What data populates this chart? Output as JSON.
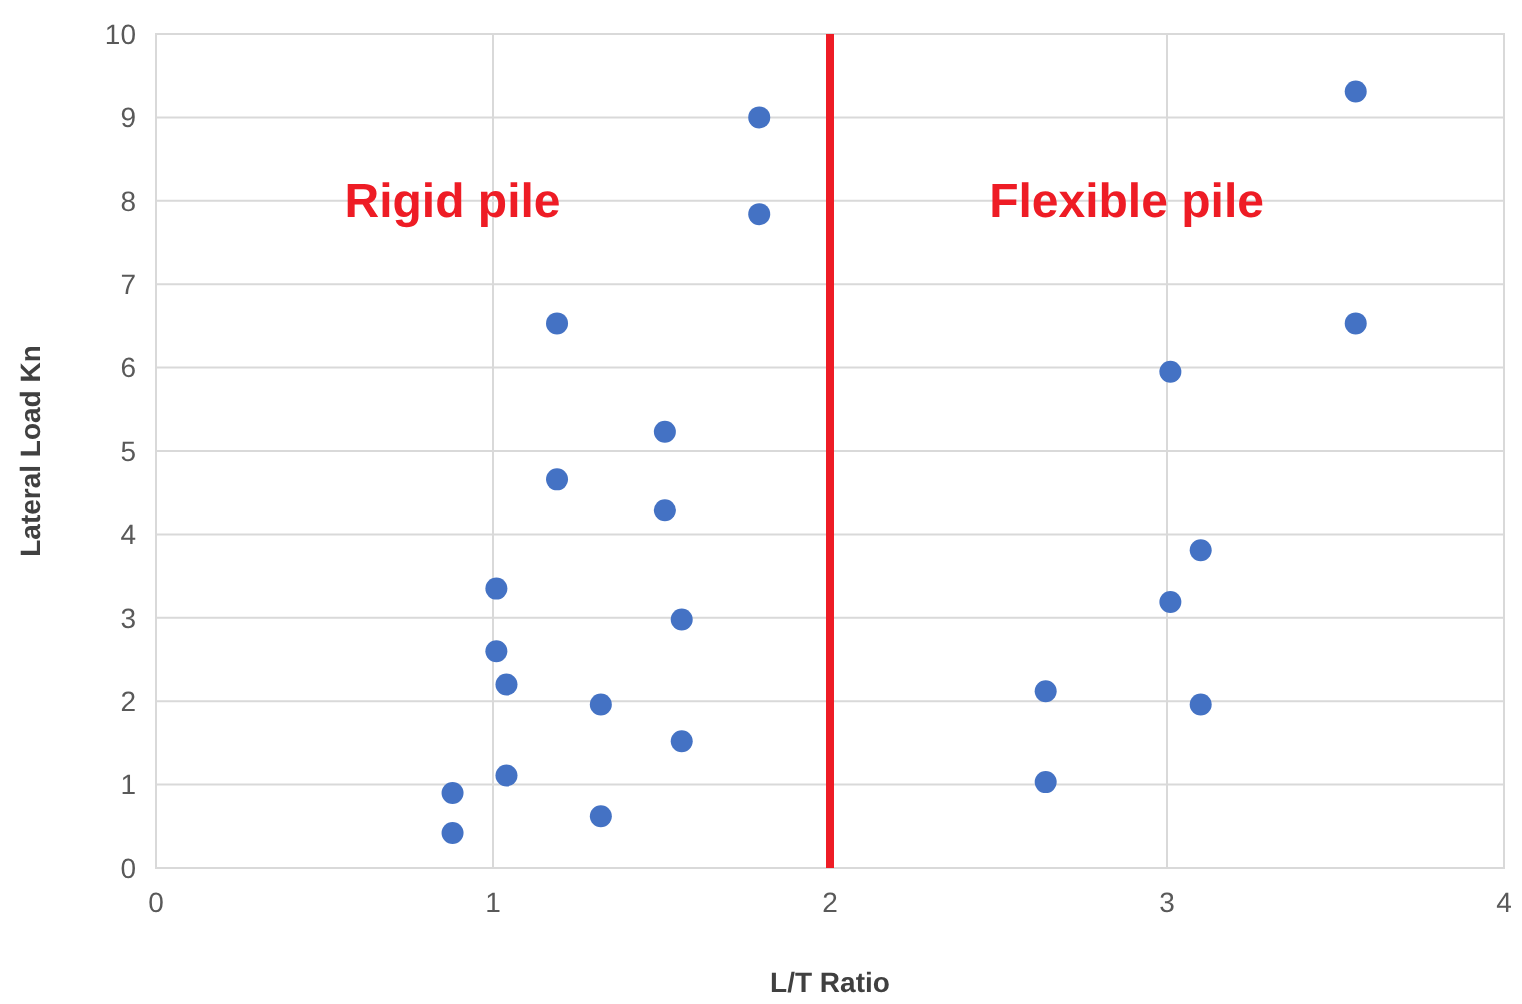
{
  "chart_data": {
    "type": "scatter",
    "xlabel": "L/T Ratio",
    "ylabel": "Lateral Load Kn",
    "x": [
      1.79,
      1.79,
      1.19,
      1.51,
      1.19,
      1.51,
      1.01,
      1.56,
      1.01,
      1.04,
      1.32,
      1.56,
      1.04,
      0.88,
      1.32,
      0.88,
      3.56,
      3.56,
      3.01,
      3.1,
      3.01,
      2.64,
      3.1,
      2.64
    ],
    "series": [
      {
        "color": "#4472c4",
        "values": [
          9.0,
          7.84,
          6.53,
          5.23,
          4.66,
          4.29,
          3.35,
          2.98,
          2.6,
          2.2,
          1.96,
          1.52,
          1.11,
          0.9,
          0.62,
          0.42,
          9.31,
          6.53,
          5.95,
          3.81,
          3.19,
          2.12,
          1.96,
          1.03
        ]
      }
    ],
    "xlim": [
      0,
      4
    ],
    "xticks": [
      0,
      1,
      2,
      3,
      4
    ],
    "ylim": [
      0,
      10
    ],
    "yticks": [
      0,
      1,
      2,
      3,
      4,
      5,
      6,
      7,
      8,
      9,
      10
    ],
    "grid": true,
    "marker": "circle",
    "ref_lines": [
      {
        "axis": "x",
        "value": 2,
        "color": "#ee1c25"
      }
    ],
    "annotations": [
      "Rigid pile",
      "Flexible pile"
    ]
  }
}
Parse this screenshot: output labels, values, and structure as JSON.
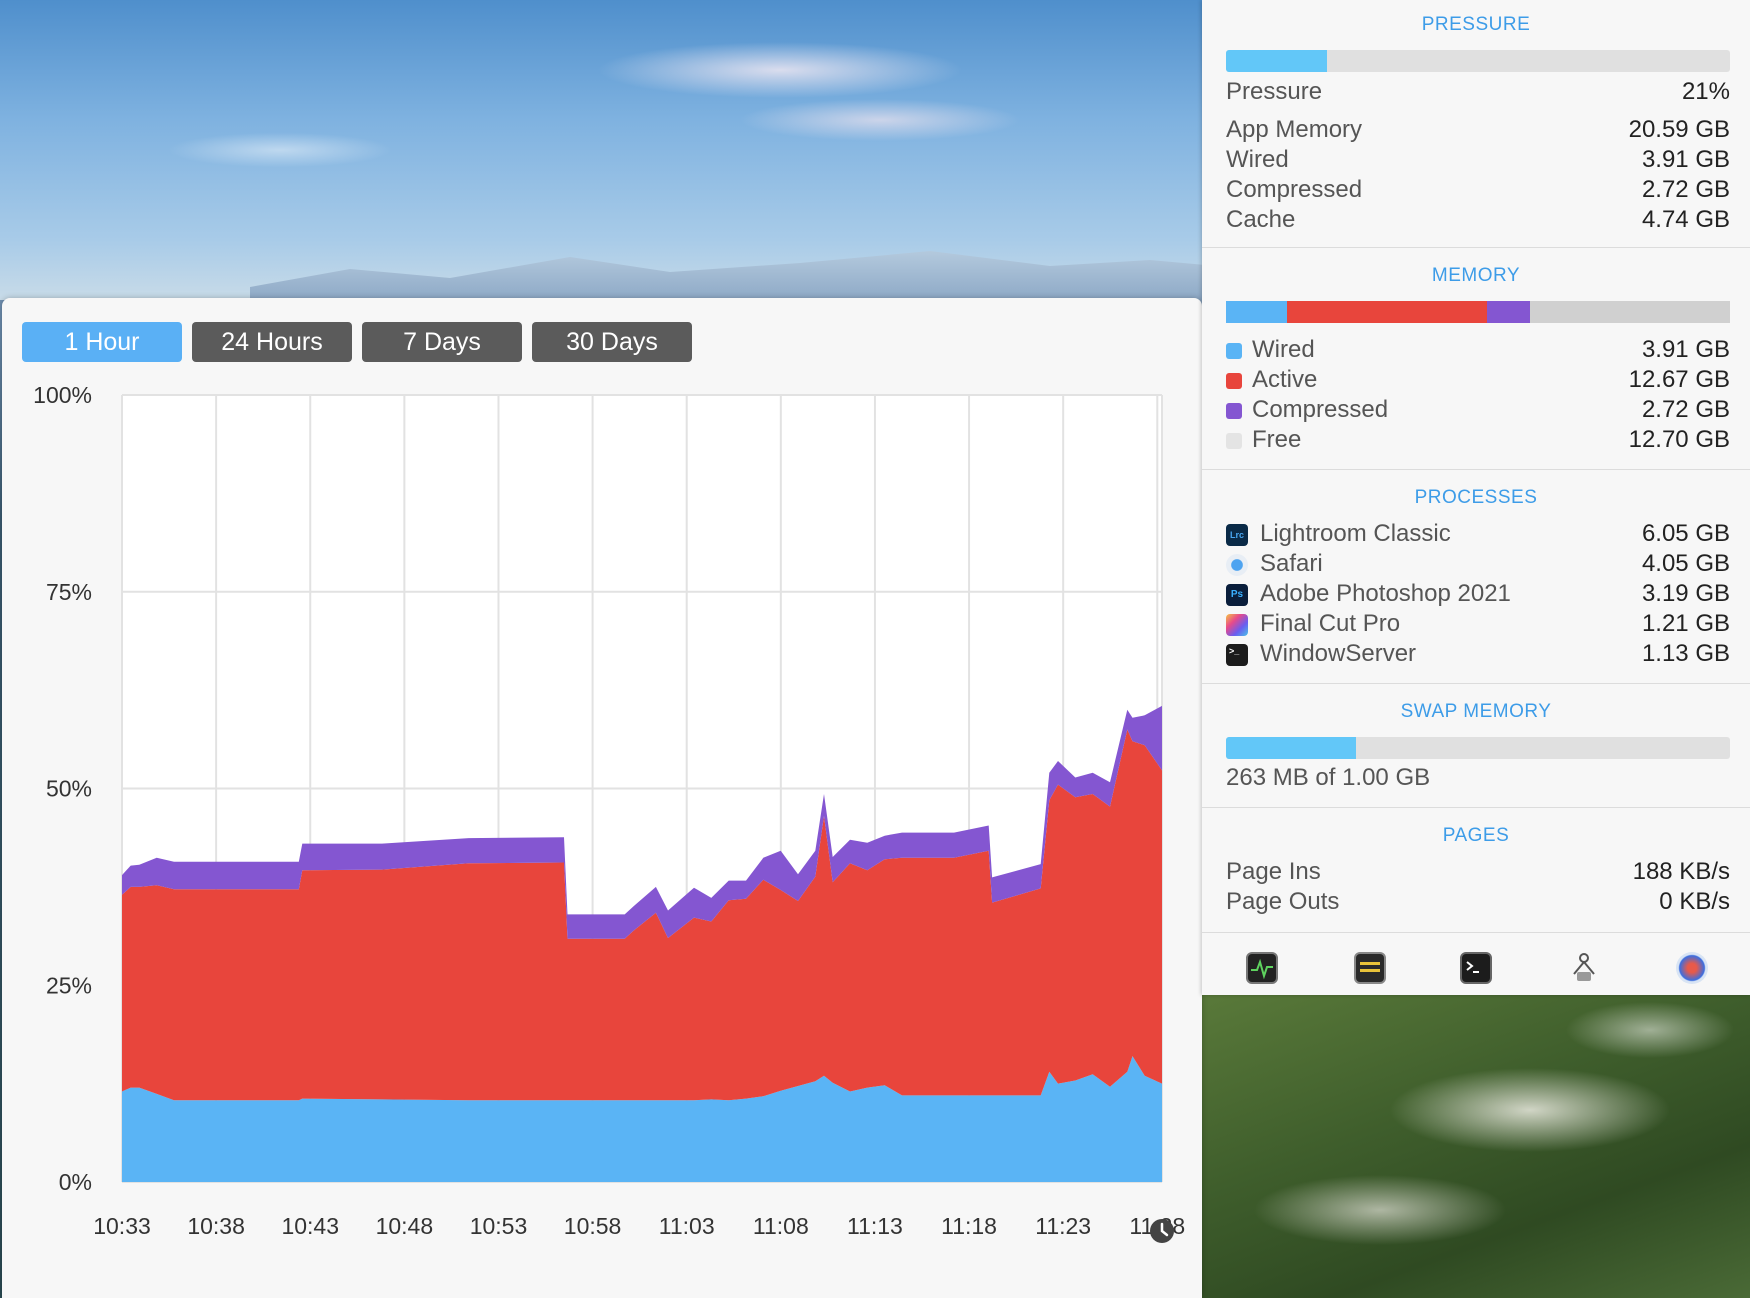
{
  "window": {
    "ranges": [
      "1 Hour",
      "24 Hours",
      "7 Days",
      "30 Days"
    ],
    "active_range": "1 Hour"
  },
  "chart_data": {
    "type": "area",
    "stacked": true,
    "y_ticks": [
      "100%",
      "75%",
      "50%",
      "25%",
      "0%"
    ],
    "x_ticks": [
      "10:33",
      "10:38",
      "10:43",
      "10:48",
      "10:53",
      "10:58",
      "11:03",
      "11:08",
      "11:13",
      "11:18",
      "11:23",
      "11:28"
    ],
    "ylim": [
      0,
      100
    ],
    "grid": true,
    "x": [
      0,
      0.5,
      1,
      2,
      3,
      10.2,
      10.4,
      15,
      20,
      25.5,
      25.7,
      29,
      29.5,
      30.8,
      31.5,
      33,
      34,
      35,
      36,
      37,
      38,
      39,
      40,
      40.5,
      41,
      42,
      43,
      44,
      45,
      48,
      50,
      50.2,
      53,
      53.5,
      54,
      55,
      56,
      57,
      58,
      58.3,
      59,
      60
    ],
    "series": [
      {
        "color": "#5ab4f5",
        "values": [
          11.5,
          12,
          12,
          11.2,
          10.4,
          10.4,
          10.6,
          10.5,
          10.4,
          10.4,
          10.4,
          10.4,
          10.4,
          10.4,
          10.4,
          10.4,
          10.5,
          10.4,
          10.6,
          10.9,
          11.6,
          12.2,
          12.8,
          13.5,
          12.6,
          11.5,
          12.0,
          12.3,
          11.0,
          11.0,
          11.0,
          11.0,
          11.0,
          14.0,
          12.5,
          12.9,
          13.7,
          12.1,
          14.0,
          16.0,
          13.5,
          12.5
        ]
      },
      {
        "color": "#e8453c",
        "values": [
          25,
          25.5,
          25.5,
          26.5,
          26.8,
          26.8,
          29,
          29.2,
          30.1,
          30.2,
          20.5,
          20.5,
          21.5,
          23.8,
          20.6,
          23.2,
          22.6,
          25.4,
          25.4,
          27.5,
          25.5,
          23.5,
          26.0,
          33.0,
          25.5,
          29.0,
          27.6,
          28.7,
          30.2,
          30.2,
          31.1,
          24.5,
          26.3,
          34.5,
          38.0,
          36.0,
          35.6,
          35.6,
          43.5,
          40.0,
          42.0,
          39.8
        ]
      },
      {
        "color": "#8456d1",
        "values": [
          2.5,
          2.7,
          2.8,
          3.5,
          3.5,
          3.5,
          3.4,
          3.3,
          3.2,
          3.2,
          3.1,
          3.1,
          3.1,
          3.3,
          3.5,
          3.8,
          3.0,
          2.5,
          2.3,
          2.8,
          5.0,
          3.4,
          3.3,
          2.8,
          3.2,
          3.0,
          3.5,
          3.0,
          3.2,
          3.2,
          3.2,
          3.2,
          3.1,
          3.5,
          3.0,
          2.5,
          2.7,
          3.1,
          2.5,
          3.0,
          3.8,
          8.2
        ]
      }
    ]
  },
  "panel": {
    "pressure": {
      "title": "PRESSURE",
      "fill": 0.2,
      "rows": [
        {
          "label": "Pressure",
          "value": "21%"
        },
        {
          "label": "App Memory",
          "value": "20.59 GB"
        },
        {
          "label": "Wired",
          "value": "3.91 GB"
        },
        {
          "label": "Compressed",
          "value": "2.72 GB"
        },
        {
          "label": "Cache",
          "value": "4.74 GB"
        }
      ]
    },
    "memory": {
      "title": "MEMORY",
      "segments": [
        {
          "name": "Wired",
          "fraction": 0.122,
          "color": "#5ab4f5"
        },
        {
          "name": "Active",
          "fraction": 0.396,
          "color": "#e8453c"
        },
        {
          "name": "Compressed",
          "fraction": 0.085,
          "color": "#8456d1"
        },
        {
          "name": "Free",
          "fraction": 0.397,
          "color": "#d0d0d0"
        }
      ],
      "rows": [
        {
          "label": "Wired",
          "value": "3.91 GB",
          "color": "#5ab4f5"
        },
        {
          "label": "Active",
          "value": "12.67 GB",
          "color": "#e8453c"
        },
        {
          "label": "Compressed",
          "value": "2.72 GB",
          "color": "#8456d1"
        },
        {
          "label": "Free",
          "value": "12.70 GB",
          "color": "#e4e4e4"
        }
      ]
    },
    "processes": {
      "title": "PROCESSES",
      "rows": [
        {
          "label": "Lightroom Classic",
          "value": "6.05 GB",
          "icon": "lightroom-icon",
          "glyph": "Lrc"
        },
        {
          "label": "Safari",
          "value": "4.05 GB",
          "icon": "safari-icon",
          "glyph": ""
        },
        {
          "label": "Adobe Photoshop 2021",
          "value": "3.19 GB",
          "icon": "photoshop-icon",
          "glyph": "Ps"
        },
        {
          "label": "Final Cut Pro",
          "value": "1.21 GB",
          "icon": "final-cut-pro-icon",
          "glyph": ""
        },
        {
          "label": "WindowServer",
          "value": "1.13 GB",
          "icon": "terminal-icon",
          "glyph": ">_"
        }
      ]
    },
    "swap": {
      "title": "SWAP MEMORY",
      "fill": 0.257,
      "text": "263 MB of 1.00 GB"
    },
    "pages": {
      "title": "PAGES",
      "rows": [
        {
          "label": "Page Ins",
          "value": "188 KB/s"
        },
        {
          "label": "Page Outs",
          "value": "0 KB/s"
        }
      ]
    },
    "dock": [
      "activity-monitor-icon",
      "console-icon",
      "terminal-icon",
      "system-information-icon",
      "disk-utility-icon"
    ]
  }
}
⁂
WHAT YOU ARE ASKED TO DO:
Quote each record exactly as it stands, minus the pictures.

PROBLEM SOLUTION:
What data populates this chart? Output as JSON.
{
  "chart_data": {
    "type": "scatter",
    "xlabel": "L/T Ratio",
    "ylabel": "Lateral Load Kn",
    "x": [
      1.79,
      1.79,
      1.19,
      1.51,
      1.19,
      1.51,
      1.01,
      1.56,
      1.01,
      1.04,
      1.32,
      1.56,
      1.04,
      0.88,
      1.32,
      0.88,
      3.56,
      3.56,
      3.01,
      3.1,
      3.01,
      2.64,
      3.1,
      2.64
    ],
    "series": [
      {
        "color": "#4472c4",
        "values": [
          9.0,
          7.84,
          6.53,
          5.23,
          4.66,
          4.29,
          3.35,
          2.98,
          2.6,
          2.2,
          1.96,
          1.52,
          1.11,
          0.9,
          0.62,
          0.42,
          9.31,
          6.53,
          5.95,
          3.81,
          3.19,
          2.12,
          1.96,
          1.03
        ]
      }
    ],
    "xlim": [
      0,
      4
    ],
    "xticks": [
      0,
      1,
      2,
      3,
      4
    ],
    "ylim": [
      0,
      10
    ],
    "yticks": [
      0,
      1,
      2,
      3,
      4,
      5,
      6,
      7,
      8,
      9,
      10
    ],
    "grid": true,
    "marker": "circle",
    "ref_lines": [
      {
        "axis": "x",
        "value": 2,
        "color": "#ee1c25"
      }
    ],
    "annotations": [
      "Rigid pile",
      "Flexible pile"
    ]
  }
}
Parse this screenshot: output labels, values, and structure as JSON.
{
  "window": {
    "ranges": [
      "1 Hour",
      "24 Hours",
      "7 Days",
      "30 Days"
    ],
    "active_range": "1 Hour"
  },
  "chart_data": {
    "type": "area",
    "stacked": true,
    "y_ticks": [
      "100%",
      "75%",
      "50%",
      "25%",
      "0%"
    ],
    "x_ticks": [
      "10:33",
      "10:38",
      "10:43",
      "10:48",
      "10:53",
      "10:58",
      "11:03",
      "11:08",
      "11:13",
      "11:18",
      "11:23",
      "11:28"
    ],
    "ylim": [
      0,
      100
    ],
    "grid": true,
    "x": [
      0,
      0.5,
      1,
      2,
      3,
      10.2,
      10.4,
      15,
      20,
      25.5,
      25.7,
      29,
      29.5,
      30.8,
      31.5,
      33,
      34,
      35,
      36,
      37,
      38,
      39,
      40,
      40.5,
      41,
      42,
      43,
      44,
      45,
      48,
      50,
      50.2,
      53,
      53.5,
      54,
      55,
      56,
      57,
      58,
      58.3,
      59,
      60
    ],
    "series": [
      {
        "color": "#5ab4f5",
        "values": [
          11.5,
          12,
          12,
          11.2,
          10.4,
          10.4,
          10.6,
          10.5,
          10.4,
          10.4,
          10.4,
          10.4,
          10.4,
          10.4,
          10.4,
          10.4,
          10.5,
          10.4,
          10.6,
          10.9,
          11.6,
          12.2,
          12.8,
          13.5,
          12.6,
          11.5,
          12.0,
          12.3,
          11.0,
          11.0,
          11.0,
          11.0,
          11.0,
          14.0,
          12.5,
          12.9,
          13.7,
          12.1,
          14.0,
          16.0,
          13.5,
          12.5
        ]
      },
      {
        "color": "#e8453c",
        "values": [
          25,
          25.5,
          25.5,
          26.5,
          26.8,
          26.8,
          29,
          29.2,
          30.1,
          30.2,
          20.5,
          20.5,
          21.5,
          23.8,
          20.6,
          23.2,
          22.6,
          25.4,
          25.4,
          27.5,
          25.5,
          23.5,
          26.0,
          33.0,
          25.5,
          29.0,
          27.6,
          28.7,
          30.2,
          30.2,
          31.1,
          24.5,
          26.3,
          34.5,
          38.0,
          36.0,
          35.6,
          35.6,
          43.5,
          40.0,
          42.0,
          39.8
        ]
      },
      {
        "color": "#8456d1",
        "values": [
          2.5,
          2.7,
          2.8,
          3.5,
          3.5,
          3.5,
          3.4,
          3.3,
          3.2,
          3.2,
          3.1,
          3.1,
          3.1,
          3.3,
          3.5,
          3.8,
          3.0,
          2.5,
          2.3,
          2.8,
          5.0,
          3.4,
          3.3,
          2.8,
          3.2,
          3.0,
          3.5,
          3.0,
          3.2,
          3.2,
          3.2,
          3.2,
          3.1,
          3.5,
          3.0,
          2.5,
          2.7,
          3.1,
          2.5,
          3.0,
          3.8,
          8.2
        ]
      }
    ]
  },
  "panel": {
    "pressure": {
      "title": "PRESSURE",
      "fill": 0.2,
      "rows": [
        {
          "label": "Pressure",
          "value": "21%"
        },
        {
          "label": "App Memory",
          "value": "20.59 GB"
        },
        {
          "label": "Wired",
          "value": "3.91 GB"
        },
        {
          "label": "Compressed",
          "value": "2.72 GB"
        },
        {
          "label": "Cache",
          "value": "4.74 GB"
        }
      ]
    },
    "memory": {
      "title": "MEMORY",
      "segments": [
        {
          "name": "Wired",
          "fraction": 0.122,
          "color": "#5ab4f5"
        },
        {
          "name": "Active",
          "fraction": 0.396,
          "color": "#e8453c"
        },
        {
          "name": "Compressed",
          "fraction": 0.085,
          "color": "#8456d1"
        },
        {
          "name": "Free",
          "fraction": 0.397,
          "color": "#d0d0d0"
        }
      ],
      "rows": [
        {
          "label": "Wired",
          "value": "3.91 GB",
          "color": "#5ab4f5"
        },
        {
          "label": "Active",
          "value": "12.67 GB",
          "color": "#e8453c"
        },
        {
          "label": "Compressed",
          "value": "2.72 GB",
          "color": "#8456d1"
        },
        {
          "label": "Free",
          "value": "12.70 GB",
          "color": "#e4e4e4"
        }
      ]
    },
    "processes": {
      "title": "PROCESSES",
      "rows": [
        {
          "label": "Lightroom Classic",
          "value": "6.05 GB",
          "icon": "lightroom-icon",
          "glyph": "Lrc"
        },
        {
          "label": "Safari",
          "value": "4.05 GB",
          "icon": "safari-icon",
          "glyph": ""
        },
        {
          "label": "Adobe Photoshop 2021",
          "value": "3.19 GB",
          "icon": "photoshop-icon",
          "glyph": "Ps"
        },
        {
          "label": "Final Cut Pro",
          "value": "1.21 GB",
          "icon": "final-cut-pro-icon",
          "glyph": ""
        },
        {
          "label": "WindowServer",
          "value": "1.13 GB",
          "icon": "terminal-icon",
          "glyph": ">_"
        }
      ]
    },
    "swap": {
      "title": "SWAP MEMORY",
      "fill": 0.257,
      "text": "263 MB of 1.00 GB"
    },
    "pages": {
      "title": "PAGES",
      "rows": [
        {
          "label": "Page Ins",
          "value": "188 KB/s"
        },
        {
          "label": "Page Outs",
          "value": "0 KB/s"
        }
      ]
    },
    "dock": [
      "activity-monitor-icon",
      "console-icon",
      "terminal-icon",
      "system-information-icon",
      "disk-utility-icon"
    ]
  }
}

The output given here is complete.